## EXCERPTED PASSAGE
Online Learning Theory

Online learning is a machine learning paradigm where models update incrementally as new data arrives, rather than requiring full retraining on the entire dataset. This is essential for streaming applications, real-time systems, and scenarios where data distribution changes over time.

Core Concepts

Batch vs Online Learning

Batch Learning:

Train on entire dataset at once
O(n) memory for n samples
Requires full retraining for updates
Suitable for static datasets

Online Learning:

Update model one sample at a time
O(1) memory per update
Incremental updates without retraining
Suitable for streaming data

The Regret Framework

Online learning is analyzed using regret: the difference between the learner's cumulative loss and the best fixed hypothesis in hindsight.

Regret_T = Σ_{t=1}^T l(ŷ_t, y_t) - min_h Σ_{t=1}^T l(h(x_t), y_t)

A good online algorithm achieves sublinear regret: O(√T) for convex losses.

Online Gradient Descent

The fundamental online learning algorithm:

w_{t+1} = w_t - η_t ∇l(w_t; x_t, y_t)

Learning Rate Schedules

Schedule	Formula	Use Case
Constant	η_t = η_0	Stationary distributions
Inverse	η_t = η_0 / t	Convex, bounded gradients
Inverse Sqrt	η_t = η_0 / √t	Strongly convex losses
AdaGrad	η_{t,i} = η_0 / √(Σ g²_{s,i})	Sparse features

Implementation in Aprender

use aprender::online::{
    OnlineLearner, OnlineLearnerConfig, OnlineLinearRegression,
    LearningRateDecay,
};

// Configure online learner
let config = OnlineLearnerConfig {
    learning_rate: 0.01,
    decay: LearningRateDecay::InverseSqrt,
    l2_reg: 0.001,
    ..Default::default()

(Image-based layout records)
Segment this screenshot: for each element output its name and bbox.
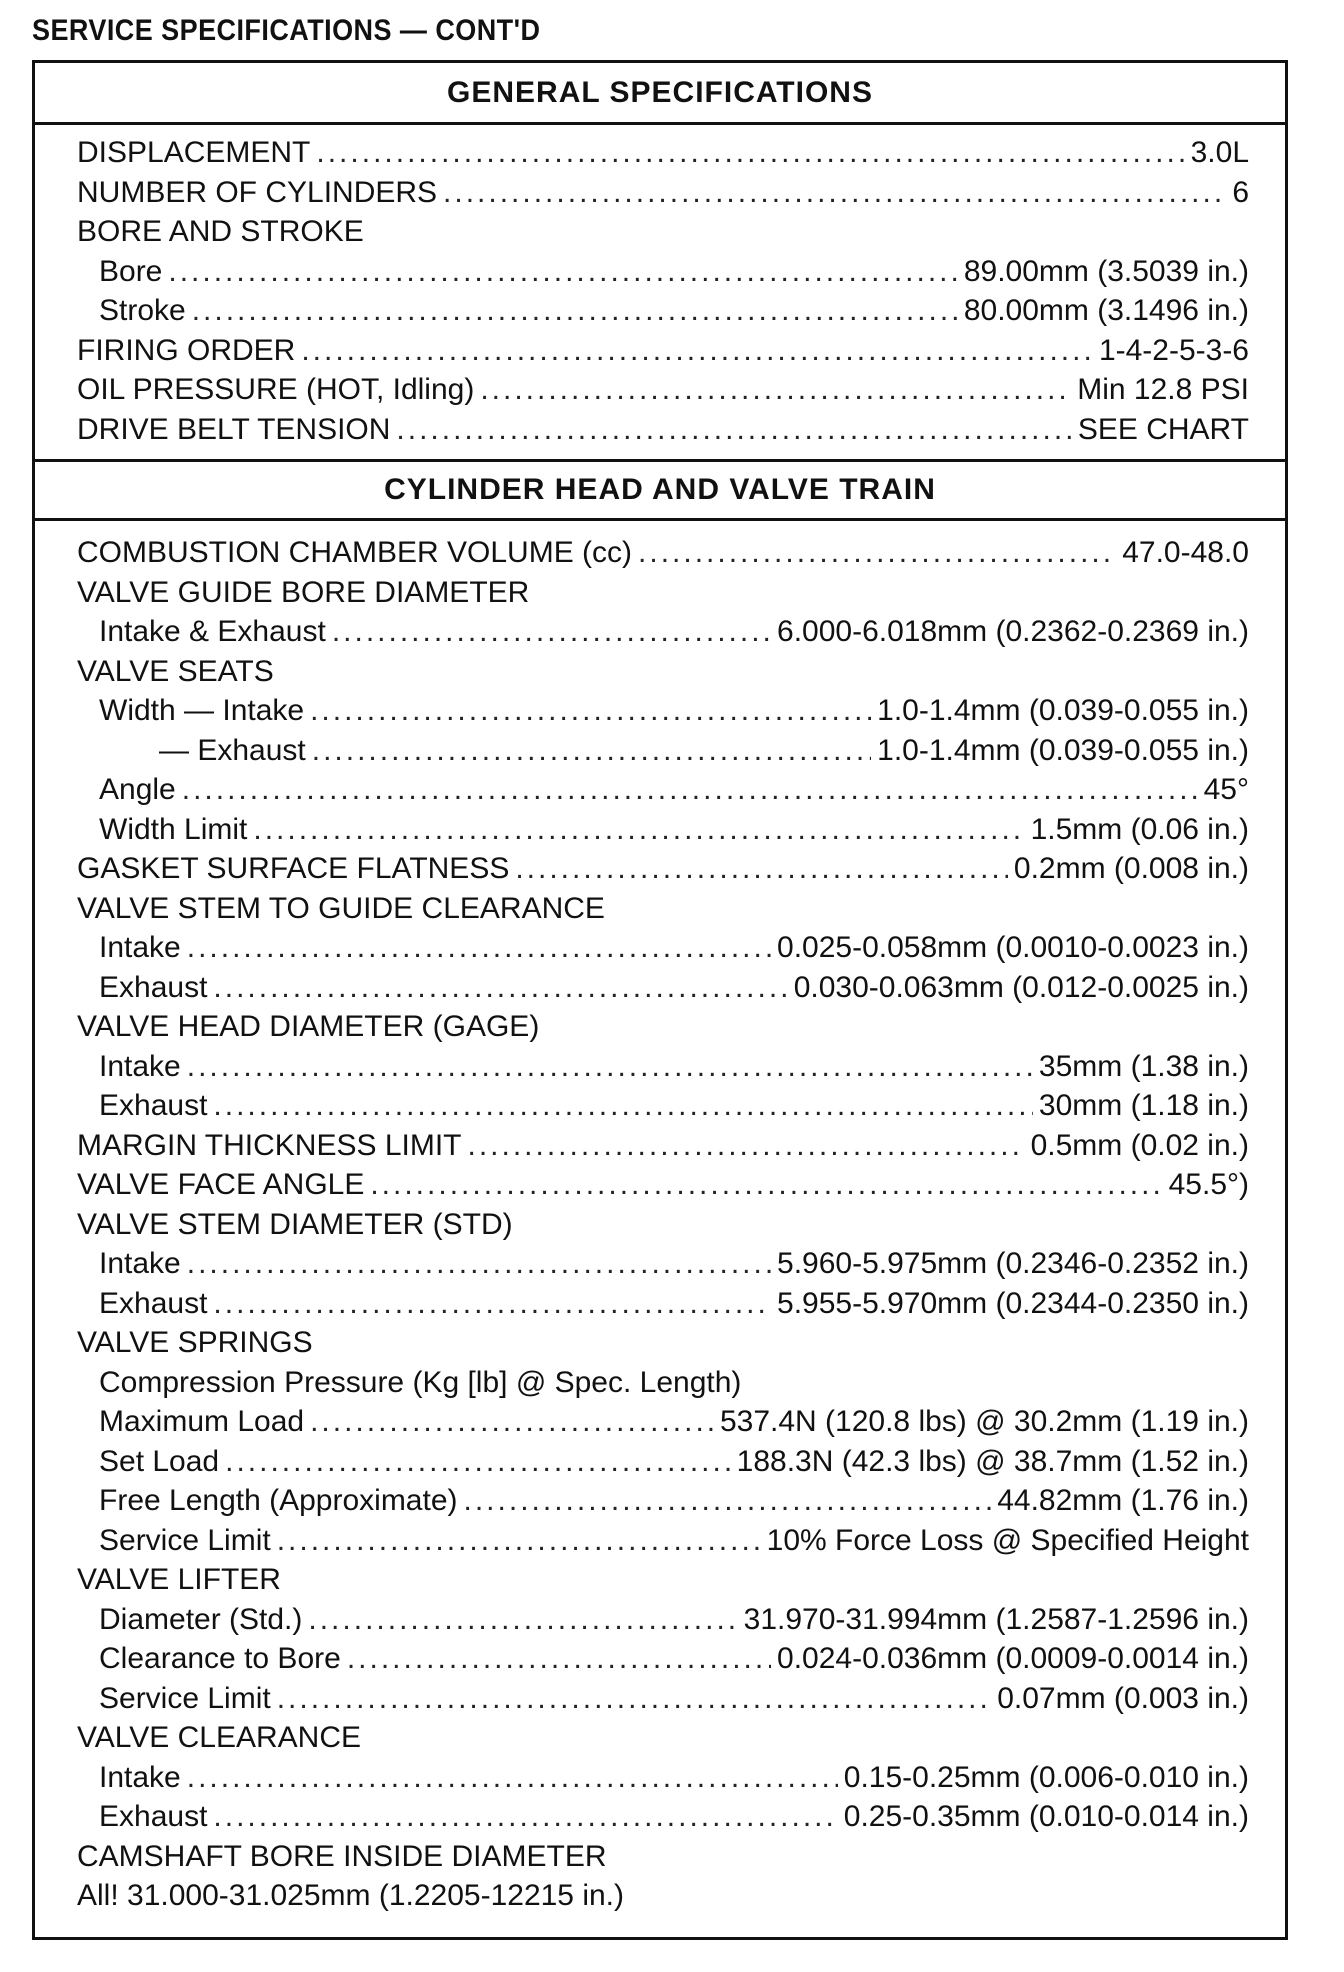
spec-row: — Exhaust ..... 1.0-1.4mm (0.039-0.055 in.) [77,731,1249,771]
spec-row: Diameter (Std.) ..... 31.970-31.994mm (1.2587-1.2596 in.) [77,1600,1249,1640]
spec-row: CAMSHAFT BORE INSIDE DIAMETER [77,1839,607,1873]
spec-row: Compression Pressure (Kg [lb] @ Spec. Length) [99,1365,742,1399]
spec-row: Intake ..... 0.15-0.25mm (0.006-0.010 in.) [77,1758,1249,1798]
spec-row: VALVE FACE ANGLE ..... 45.5°) [77,1165,1249,1205]
spec-row: FIRING ORDER ..... 1-4-2-5-3-6 [77,331,1249,371]
spec-row: DISPLACEMENT ..... 3.0L [77,133,1249,173]
spec-row: COMBUSTION CHAMBER VOLUME (cc) ..... 47.0-48.0 [77,533,1249,573]
general-specs-list [77,133,1249,449]
spec-row: VALVE SEATS [77,654,274,688]
spec-row: Intake & Exhaust ..... 6.000-6.018mm (0.2362-0.2369 in.) [77,612,1249,652]
spec-row: DRIVE BELT TENSION ..... SEE CHART [77,410,1249,450]
spec-row: MARGIN THICKNESS LIMIT ..... 0.5mm (0.02 in.) [77,1126,1249,1166]
spec-table [32,60,1288,1940]
spec-row: Intake ..... 35mm (1.38 in.) [77,1047,1249,1087]
spec-row: VALVE LIFTER [77,1563,281,1596]
general-specs-header: GENERAL SPECIFICATIONS [35,63,1285,125]
spec-row: Width — Intake ..... 1.0-1.4mm (0.039-0.055 in.) [77,691,1249,731]
spec-row: Angle ..... 45° [77,770,1249,810]
page-title: SERVICE SPECIFICATIONS — CONT'D [32,14,541,47]
cylinder-head-header: CYLINDER HEAD AND VALVE TRAIN [35,459,1285,521]
spec-row: NUMBER OF CYLINDERS ..... 6 [77,173,1249,213]
spec-row: Intake ..... 0.025-0.058mm (0.0010-0.0023 in.) [77,928,1249,968]
spec-row: Stroke ..... 80.00mm (3.1496 in.) [77,291,1249,331]
spec-row: VALVE SPRINGS [77,1326,313,1359]
spec-row: OIL PRESSURE (HOT, Idling) ..... Min 12.8 PSI [77,370,1249,410]
spec-row: Bore ..... 89.00mm (3.5039 in.) [77,252,1249,292]
spec-row: Exhaust ..... 0.25-0.35mm (0.010-0.014 in.) [77,1797,1249,1837]
spec-row: Intake ..... 5.960-5.975mm (0.2346-0.2352 in.) [77,1244,1249,1284]
spec-row: Width Limit ..... 1.5mm (0.06 in.) [77,810,1249,850]
spec-row: Set Load ..... 188.3N (42.3 lbs) @ 38.7mm (1.52 in.) [77,1442,1249,1482]
spec-row: Maximum Load ..... 537.4N (120.8 lbs) @ 30.2mm (1.19 in.) [77,1402,1249,1442]
spec-row: VALVE GUIDE BORE DIAMETER [77,575,530,609]
spec-row: Service Limit ..... 10% Force Loss @ Specified Height [77,1521,1249,1561]
spec-row: Exhaust ..... 5.955-5.970mm (0.2344-0.2350 in.) [77,1284,1249,1324]
spec-row: Service Limit ..... 0.07mm (0.003 in.) [77,1679,1249,1719]
spec-row: VALVE HEAD DIAMETER (GAGE) [77,1010,540,1043]
cylinder-head-list [77,533,1249,1916]
spec-row: GASKET SURFACE FLATNESS ..... 0.2mm (0.008 in.) [77,849,1249,889]
spec-row: BORE AND STROKE [77,215,364,248]
spec-row: VALVE CLEARANCE [77,1721,361,1754]
spec-row: VALVE STEM TO GUIDE CLEARANCE [77,891,605,925]
spec-row: Clearance to Bore ..... 0.024-0.036mm (0.0009-0.0014 in.) [77,1639,1249,1679]
spec-row: Exhaust ..... 0.030-0.063mm (0.012-0.0025 in.) [77,968,1249,1008]
spec-row: All! 31.000-31.025mm (1.2205-12215 in.) [77,1879,625,1912]
spec-row: Free Length (Approximate) ..... 44.82mm (1.76 in.) [77,1481,1249,1521]
spec-row: Exhaust ..... 30mm (1.18 in.) [77,1086,1249,1126]
spec-row: VALVE STEM DIAMETER (STD) [77,1207,513,1241]
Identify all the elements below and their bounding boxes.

## PROBLEM SET
1 > Decide whether each of the following statements agrees with the online learning page, answering yes or no and quoting the exact words of the page that settle it: (a) Online learning needs O(1) memory per update. (b) The constant learning rate schedule is the one suited to sparse features. (c) A good online algorithm achieves linear regret.
2 > Carry on the online learning page from the point where it stops.

## TASK-BY-TASK OUTPUTS
1 >
(a) Yes: "O(1) memory per update"
(b) No: "AdaGrad	η_{t,i} = η_0 / √(Σ g²_{s,i})	Sparse features"
(c) No: "A good online algorithm achieves sublinear regret"

2 >
};

let mut model = OnlineLinearRegression::with_config(2, config);

// Incremental updates
for (x, y) in streaming_data {
    let loss = model.partial_fit(&x, &[y], None)?;
    println!("Loss: {:.4}", loss);
}

Concept Drift

Real-world data distributions change over time. Concept drift occurs when the relationship P(Y|X) changes, degrading model performance.

Types of Drift

Sudden Drift: Abrupt distribution change (e.g., system upgrade)
Gradual Drift: Slow transition between concepts
Incremental Drift: Continuous small changes
Recurring Drift: Cyclic patterns (e.g., seasonality)

Drift Detection Methods

DDM (Drift Detection Method)

Monitors error rate statistics [Gama et al., 2004]:

use aprender::online::drift::{DDM, DriftDetector, DriftStatus};

let mut ddm = DDM::new();

for prediction_error in errors {
    ddm.add_element(prediction_error);

    match ddm.detected_change() {
        DriftStatus::Drift => println!("Drift detected! Retrain model."),
        DriftStatus::Warning => println!("Warning: potential drift"),
        DriftStatus::Stable => {}
    }
}

ADWIN (Adaptive Windowing)

Maintains adaptive window size [Bifet & Gavalda, 2007]:

Automatically adjusts window to recent relevant data
Detects both sudden and gradual drift
Recommended default for most applications

use aprender::online::drift::{ADWIN, DriftDetector};

let mut adwin = ADWIN::with_delta(0.002);  // 99.8% confidence

// Add observations
adwin.add_element(true);  // error
adwin.add_element(false); // correct

println!("Window size: {}", adwin.window_size());
println!("Mean error: {:.3}", adwin.mean());

Curriculum Learning

Training on samples ordered by difficulty, from easy to hard [Bengio et al., 2009]:

Benefits

Faster convergence
Better generalization
Avoids local minima from hard examples early
Mimics human learning progression

Implementation

use aprender::online::curriculum::{
    LinearCurriculum, CurriculumScheduler,
    FeatureNormScorer, DifficultyScorer,
};

// Linear difficulty progression over 5 stages
let mut curriculum = LinearCurriculum::new(5);

// Score samples by feature norm (larger = harder)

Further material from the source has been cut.